'''

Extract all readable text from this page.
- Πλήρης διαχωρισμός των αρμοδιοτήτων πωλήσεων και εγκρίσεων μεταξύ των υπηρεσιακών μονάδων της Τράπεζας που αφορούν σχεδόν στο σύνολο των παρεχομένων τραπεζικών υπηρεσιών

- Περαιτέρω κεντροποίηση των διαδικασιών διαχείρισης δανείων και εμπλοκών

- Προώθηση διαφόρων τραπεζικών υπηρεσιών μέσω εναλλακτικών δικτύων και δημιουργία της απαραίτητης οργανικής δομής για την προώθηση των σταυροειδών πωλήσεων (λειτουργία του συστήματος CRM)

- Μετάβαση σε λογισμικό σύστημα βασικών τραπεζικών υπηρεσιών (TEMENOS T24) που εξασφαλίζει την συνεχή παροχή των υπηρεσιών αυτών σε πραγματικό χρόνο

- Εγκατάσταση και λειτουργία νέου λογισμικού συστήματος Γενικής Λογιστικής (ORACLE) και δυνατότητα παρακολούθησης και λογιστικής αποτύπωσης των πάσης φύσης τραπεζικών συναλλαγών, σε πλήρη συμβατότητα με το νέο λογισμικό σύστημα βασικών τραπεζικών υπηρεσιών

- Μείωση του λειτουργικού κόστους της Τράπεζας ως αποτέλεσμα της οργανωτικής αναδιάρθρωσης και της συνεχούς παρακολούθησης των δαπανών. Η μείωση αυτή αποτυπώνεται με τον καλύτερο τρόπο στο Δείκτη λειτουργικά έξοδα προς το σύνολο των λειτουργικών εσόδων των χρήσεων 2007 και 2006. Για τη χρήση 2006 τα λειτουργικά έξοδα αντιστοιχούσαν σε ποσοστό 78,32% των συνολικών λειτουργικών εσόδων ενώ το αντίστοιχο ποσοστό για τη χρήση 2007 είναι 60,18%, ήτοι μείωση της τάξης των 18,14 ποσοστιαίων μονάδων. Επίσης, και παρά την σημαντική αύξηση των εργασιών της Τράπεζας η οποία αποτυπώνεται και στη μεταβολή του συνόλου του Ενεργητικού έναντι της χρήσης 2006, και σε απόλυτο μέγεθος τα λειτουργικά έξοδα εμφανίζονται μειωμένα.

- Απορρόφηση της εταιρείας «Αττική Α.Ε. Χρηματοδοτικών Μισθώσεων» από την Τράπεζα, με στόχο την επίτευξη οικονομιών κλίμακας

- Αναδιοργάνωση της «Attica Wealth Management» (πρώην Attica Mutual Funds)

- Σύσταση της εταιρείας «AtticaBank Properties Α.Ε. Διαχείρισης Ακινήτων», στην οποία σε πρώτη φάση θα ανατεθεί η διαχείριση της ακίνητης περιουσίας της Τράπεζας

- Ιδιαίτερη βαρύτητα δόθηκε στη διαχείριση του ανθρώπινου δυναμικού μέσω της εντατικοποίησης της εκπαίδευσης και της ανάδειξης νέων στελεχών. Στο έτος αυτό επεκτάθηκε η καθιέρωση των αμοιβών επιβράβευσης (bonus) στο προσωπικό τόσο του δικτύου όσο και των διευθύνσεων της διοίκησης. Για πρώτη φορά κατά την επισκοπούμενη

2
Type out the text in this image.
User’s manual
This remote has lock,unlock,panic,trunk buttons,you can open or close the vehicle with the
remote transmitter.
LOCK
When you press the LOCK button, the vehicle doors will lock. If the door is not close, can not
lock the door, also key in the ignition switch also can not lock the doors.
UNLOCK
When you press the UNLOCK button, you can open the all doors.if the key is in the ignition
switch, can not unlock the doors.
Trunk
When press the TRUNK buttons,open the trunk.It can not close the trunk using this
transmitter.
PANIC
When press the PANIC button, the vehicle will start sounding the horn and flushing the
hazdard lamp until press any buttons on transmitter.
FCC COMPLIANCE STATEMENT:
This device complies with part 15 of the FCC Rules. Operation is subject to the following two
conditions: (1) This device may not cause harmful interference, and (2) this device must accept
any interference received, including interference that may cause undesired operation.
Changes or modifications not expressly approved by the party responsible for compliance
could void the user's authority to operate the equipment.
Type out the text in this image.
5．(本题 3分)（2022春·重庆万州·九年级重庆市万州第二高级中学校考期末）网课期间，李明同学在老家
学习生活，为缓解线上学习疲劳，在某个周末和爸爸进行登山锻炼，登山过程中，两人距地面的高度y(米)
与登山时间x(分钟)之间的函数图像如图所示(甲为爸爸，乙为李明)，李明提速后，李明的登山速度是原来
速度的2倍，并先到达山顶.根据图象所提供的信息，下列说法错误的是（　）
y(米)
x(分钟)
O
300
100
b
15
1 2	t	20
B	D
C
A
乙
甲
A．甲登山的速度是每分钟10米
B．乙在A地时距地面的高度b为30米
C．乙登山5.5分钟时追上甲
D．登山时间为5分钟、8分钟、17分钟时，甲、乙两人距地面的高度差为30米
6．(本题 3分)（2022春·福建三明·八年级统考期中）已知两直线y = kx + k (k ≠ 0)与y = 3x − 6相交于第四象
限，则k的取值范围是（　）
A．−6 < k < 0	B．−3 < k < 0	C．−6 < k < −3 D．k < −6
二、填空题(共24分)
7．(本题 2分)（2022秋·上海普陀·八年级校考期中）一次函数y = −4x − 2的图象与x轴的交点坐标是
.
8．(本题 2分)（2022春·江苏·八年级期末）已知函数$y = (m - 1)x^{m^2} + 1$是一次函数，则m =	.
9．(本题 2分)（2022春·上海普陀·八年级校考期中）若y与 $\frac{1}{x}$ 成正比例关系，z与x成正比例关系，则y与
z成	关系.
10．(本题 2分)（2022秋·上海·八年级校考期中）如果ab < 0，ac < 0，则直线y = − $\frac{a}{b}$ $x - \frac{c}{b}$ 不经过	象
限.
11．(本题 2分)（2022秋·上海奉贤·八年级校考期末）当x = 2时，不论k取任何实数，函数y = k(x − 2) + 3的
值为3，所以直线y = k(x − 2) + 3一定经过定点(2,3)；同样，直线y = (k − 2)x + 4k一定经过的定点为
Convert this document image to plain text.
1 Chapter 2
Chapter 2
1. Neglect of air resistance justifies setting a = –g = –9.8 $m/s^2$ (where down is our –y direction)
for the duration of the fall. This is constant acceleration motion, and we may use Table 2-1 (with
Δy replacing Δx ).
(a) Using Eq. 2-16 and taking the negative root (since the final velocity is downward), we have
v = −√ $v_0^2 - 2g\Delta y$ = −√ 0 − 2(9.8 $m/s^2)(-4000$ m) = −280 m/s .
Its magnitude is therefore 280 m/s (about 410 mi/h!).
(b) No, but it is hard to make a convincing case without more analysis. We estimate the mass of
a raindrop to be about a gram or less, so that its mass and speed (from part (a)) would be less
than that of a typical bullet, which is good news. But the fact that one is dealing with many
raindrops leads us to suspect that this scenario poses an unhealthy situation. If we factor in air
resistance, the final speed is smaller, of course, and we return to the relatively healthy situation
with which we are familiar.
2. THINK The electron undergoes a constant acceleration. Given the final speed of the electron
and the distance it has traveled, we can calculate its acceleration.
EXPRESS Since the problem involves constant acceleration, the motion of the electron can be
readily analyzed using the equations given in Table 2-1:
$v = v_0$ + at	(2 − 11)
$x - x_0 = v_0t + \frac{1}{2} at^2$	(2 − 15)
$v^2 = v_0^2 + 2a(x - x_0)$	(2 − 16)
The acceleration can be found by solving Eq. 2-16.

'''

WHAT IS BEING ASKED:
Show every line where the string "μέσω" appears.

ANSWER FOR THE TASK:
- Προώθηση διαφόρων τραπεζικών υπηρεσιών μέσω εναλλακτικών δικτύων και δημιουργία της απαραίτητης οργανικής δομής για την προώθηση των σταυροειδών πωλήσεων (λειτουργία του συστήματος CRM)
- Ιδιαίτερη βαρύτητα δόθηκε στη διαχείριση του ανθρώπινου δυναμικού μέσω της εντατικοποίησης της εκπαίδευσης και της ανάδειξης νέων στελεχών. Στο έτος αυτό επεκτάθηκε η καθιέρωση των αμοιβών επιβράβευσης (bonus) στο προσωπικό τόσο του δικτύου όσο και των διευθύνσεων της διοίκησης. Για πρώτη φορά κατά την επισκοπούμενη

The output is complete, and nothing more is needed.